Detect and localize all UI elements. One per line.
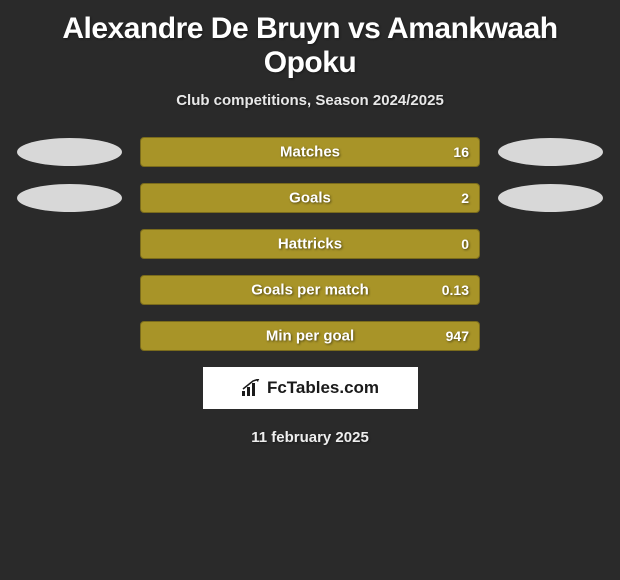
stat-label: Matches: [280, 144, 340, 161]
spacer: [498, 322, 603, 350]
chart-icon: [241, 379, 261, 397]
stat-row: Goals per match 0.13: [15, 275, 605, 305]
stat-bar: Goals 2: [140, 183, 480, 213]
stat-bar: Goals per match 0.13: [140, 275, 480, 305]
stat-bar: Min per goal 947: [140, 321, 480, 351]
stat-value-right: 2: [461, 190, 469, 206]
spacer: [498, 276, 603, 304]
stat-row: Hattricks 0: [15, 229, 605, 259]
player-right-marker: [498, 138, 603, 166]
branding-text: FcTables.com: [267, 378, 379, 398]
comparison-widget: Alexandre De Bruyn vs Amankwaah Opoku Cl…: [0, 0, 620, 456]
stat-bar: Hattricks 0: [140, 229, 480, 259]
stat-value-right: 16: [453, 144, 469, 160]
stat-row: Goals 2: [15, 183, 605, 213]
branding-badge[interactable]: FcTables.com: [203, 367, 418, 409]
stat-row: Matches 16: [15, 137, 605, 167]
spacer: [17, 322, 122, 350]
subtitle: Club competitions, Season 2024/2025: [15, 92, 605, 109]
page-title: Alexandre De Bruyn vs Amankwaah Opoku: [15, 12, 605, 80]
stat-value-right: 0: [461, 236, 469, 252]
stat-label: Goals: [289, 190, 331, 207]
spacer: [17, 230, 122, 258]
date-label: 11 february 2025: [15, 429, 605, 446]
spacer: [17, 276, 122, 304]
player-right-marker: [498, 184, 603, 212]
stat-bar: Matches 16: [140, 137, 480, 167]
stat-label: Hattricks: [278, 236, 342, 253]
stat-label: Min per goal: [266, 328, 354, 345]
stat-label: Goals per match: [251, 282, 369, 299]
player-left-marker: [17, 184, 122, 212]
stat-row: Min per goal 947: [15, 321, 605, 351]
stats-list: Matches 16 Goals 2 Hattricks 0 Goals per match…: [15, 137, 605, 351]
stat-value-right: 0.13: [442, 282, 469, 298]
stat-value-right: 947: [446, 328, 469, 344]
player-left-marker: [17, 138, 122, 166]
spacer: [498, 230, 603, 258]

> _GOAL_
Reproduce the listing above with every occurrence of "spacer" swapped for "gap" and all other text left unchanged. Omit the picture from your answer.

> _ANSWER FOR THE TASK_
Detect and localize all UI elements. One per line.
stat-label: Matches: [280, 144, 340, 161]
gap: [498, 322, 603, 350]
chart-icon: [241, 379, 261, 397]
stat-row: Goals per match 0.13: [15, 275, 605, 305]
stat-bar: Goals 2: [140, 183, 480, 213]
stat-bar: Goals per match 0.13: [140, 275, 480, 305]
stat-bar: Min per goal 947: [140, 321, 480, 351]
stat-value-right: 2: [461, 190, 469, 206]
gap: [498, 276, 603, 304]
stat-row: Hattricks 0: [15, 229, 605, 259]
player-right-marker: [498, 138, 603, 166]
branding-text: FcTables.com: [267, 378, 379, 398]
comparison-widget: Alexandre De Bruyn vs Amankwaah Opoku Cl…: [0, 0, 620, 456]
stat-bar: Hattricks 0: [140, 229, 480, 259]
stat-value-right: 16: [453, 144, 469, 160]
stat-row: Goals 2: [15, 183, 605, 213]
branding-badge[interactable]: FcTables.com: [203, 367, 418, 409]
stat-row: Matches 16: [15, 137, 605, 167]
gap: [17, 322, 122, 350]
subtitle: Club competitions, Season 2024/2025: [15, 92, 605, 109]
page-title: Alexandre De Bruyn vs Amankwaah Opoku: [15, 12, 605, 80]
stat-value-right: 0: [461, 236, 469, 252]
stat-label: Goals: [289, 190, 331, 207]
gap: [17, 230, 122, 258]
date-label: 11 february 2025: [15, 429, 605, 446]
gap: [17, 276, 122, 304]
player-right-marker: [498, 184, 603, 212]
stat-bar: Matches 16: [140, 137, 480, 167]
stat-label: Hattricks: [278, 236, 342, 253]
stat-label: Min per goal: [266, 328, 354, 345]
stat-label: Goals per match: [251, 282, 369, 299]
player-left-marker: [17, 184, 122, 212]
stat-row: Min per goal 947: [15, 321, 605, 351]
stats-list: Matches 16 Goals 2 Hattricks 0 Goals per match…: [15, 137, 605, 351]
stat-value-right: 0.13: [442, 282, 469, 298]
stat-value-right: 947: [446, 328, 469, 344]
player-left-marker: [17, 138, 122, 166]
gap: [498, 230, 603, 258]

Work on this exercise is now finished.